*AIM OF THE EXERCISE*. Only a number is wanted: how many lines in the records below contain "Pepperoni"?

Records
******************************

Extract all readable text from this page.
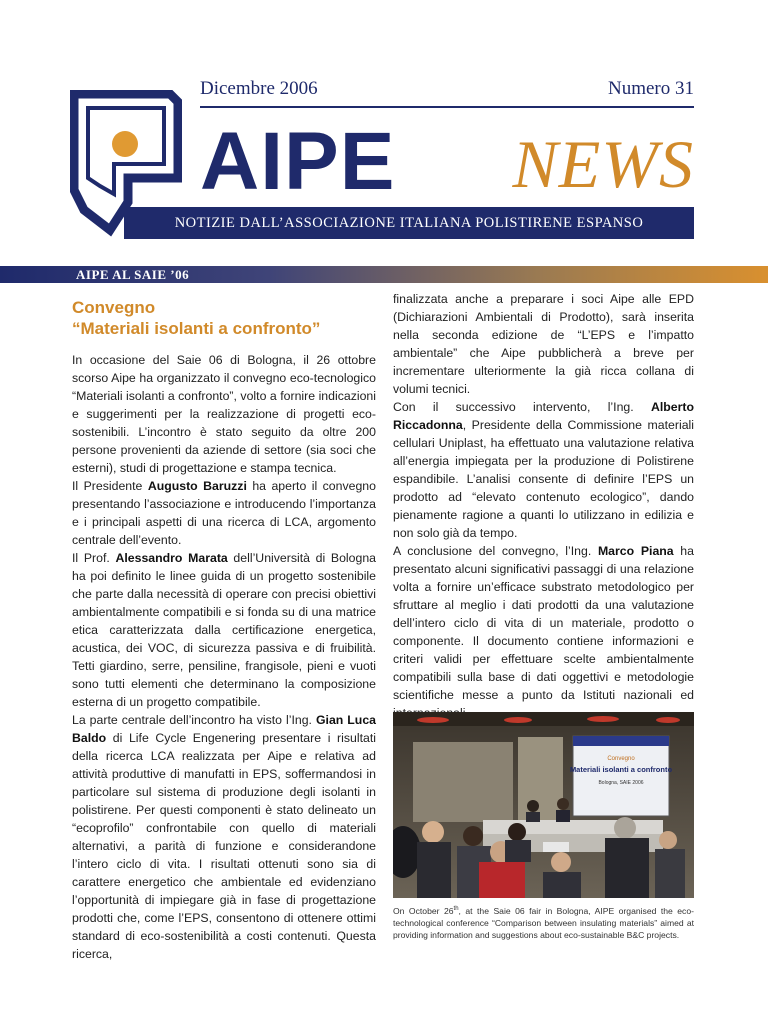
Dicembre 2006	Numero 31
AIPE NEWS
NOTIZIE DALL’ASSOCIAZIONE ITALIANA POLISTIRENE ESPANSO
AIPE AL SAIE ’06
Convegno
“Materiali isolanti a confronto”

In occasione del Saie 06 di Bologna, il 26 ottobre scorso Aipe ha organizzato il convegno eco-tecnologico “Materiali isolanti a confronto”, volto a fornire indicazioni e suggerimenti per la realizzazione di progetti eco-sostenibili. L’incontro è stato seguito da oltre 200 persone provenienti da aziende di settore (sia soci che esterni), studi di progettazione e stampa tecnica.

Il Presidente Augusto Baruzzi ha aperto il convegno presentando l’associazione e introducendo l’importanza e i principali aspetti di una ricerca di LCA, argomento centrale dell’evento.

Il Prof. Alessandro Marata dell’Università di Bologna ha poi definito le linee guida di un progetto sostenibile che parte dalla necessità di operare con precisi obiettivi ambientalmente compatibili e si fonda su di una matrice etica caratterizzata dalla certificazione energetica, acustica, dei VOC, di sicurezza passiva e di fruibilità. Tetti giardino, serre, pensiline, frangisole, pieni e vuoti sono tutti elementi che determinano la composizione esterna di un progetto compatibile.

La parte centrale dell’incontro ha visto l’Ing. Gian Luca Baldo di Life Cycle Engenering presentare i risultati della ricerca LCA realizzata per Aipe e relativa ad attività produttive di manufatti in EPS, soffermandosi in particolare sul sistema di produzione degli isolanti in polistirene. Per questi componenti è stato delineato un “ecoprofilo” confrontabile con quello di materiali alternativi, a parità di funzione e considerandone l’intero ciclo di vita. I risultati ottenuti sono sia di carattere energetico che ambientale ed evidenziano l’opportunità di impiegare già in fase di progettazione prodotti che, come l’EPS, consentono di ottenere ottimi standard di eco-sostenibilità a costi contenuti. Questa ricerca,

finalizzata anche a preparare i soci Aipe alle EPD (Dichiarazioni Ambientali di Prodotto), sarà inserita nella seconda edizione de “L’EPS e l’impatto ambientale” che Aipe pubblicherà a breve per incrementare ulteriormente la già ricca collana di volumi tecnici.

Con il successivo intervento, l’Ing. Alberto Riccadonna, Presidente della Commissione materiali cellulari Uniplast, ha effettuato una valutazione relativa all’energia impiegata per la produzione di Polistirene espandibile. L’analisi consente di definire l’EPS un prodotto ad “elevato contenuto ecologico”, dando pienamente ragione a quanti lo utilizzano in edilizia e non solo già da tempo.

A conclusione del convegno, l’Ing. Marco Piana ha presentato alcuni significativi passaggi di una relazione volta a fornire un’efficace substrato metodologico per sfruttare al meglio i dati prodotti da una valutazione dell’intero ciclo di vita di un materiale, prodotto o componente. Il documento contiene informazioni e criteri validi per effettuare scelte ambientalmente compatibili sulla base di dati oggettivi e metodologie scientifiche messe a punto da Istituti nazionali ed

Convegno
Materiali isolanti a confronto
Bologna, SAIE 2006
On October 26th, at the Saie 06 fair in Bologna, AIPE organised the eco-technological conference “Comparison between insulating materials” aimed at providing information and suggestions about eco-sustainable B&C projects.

******************************

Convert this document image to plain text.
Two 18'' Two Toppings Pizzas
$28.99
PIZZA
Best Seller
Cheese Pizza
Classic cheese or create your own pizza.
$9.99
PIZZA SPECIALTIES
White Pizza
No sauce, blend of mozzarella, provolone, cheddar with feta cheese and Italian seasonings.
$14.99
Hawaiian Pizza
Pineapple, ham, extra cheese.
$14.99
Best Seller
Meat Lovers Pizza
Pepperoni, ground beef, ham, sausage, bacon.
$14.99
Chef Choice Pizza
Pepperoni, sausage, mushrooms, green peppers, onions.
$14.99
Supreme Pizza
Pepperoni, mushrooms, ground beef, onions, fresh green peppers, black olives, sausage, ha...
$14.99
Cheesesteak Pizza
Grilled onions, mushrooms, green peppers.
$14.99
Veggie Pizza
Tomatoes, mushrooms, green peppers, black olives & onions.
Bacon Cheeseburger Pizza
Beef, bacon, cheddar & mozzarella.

******************************

*FULL RESPONSE*. 3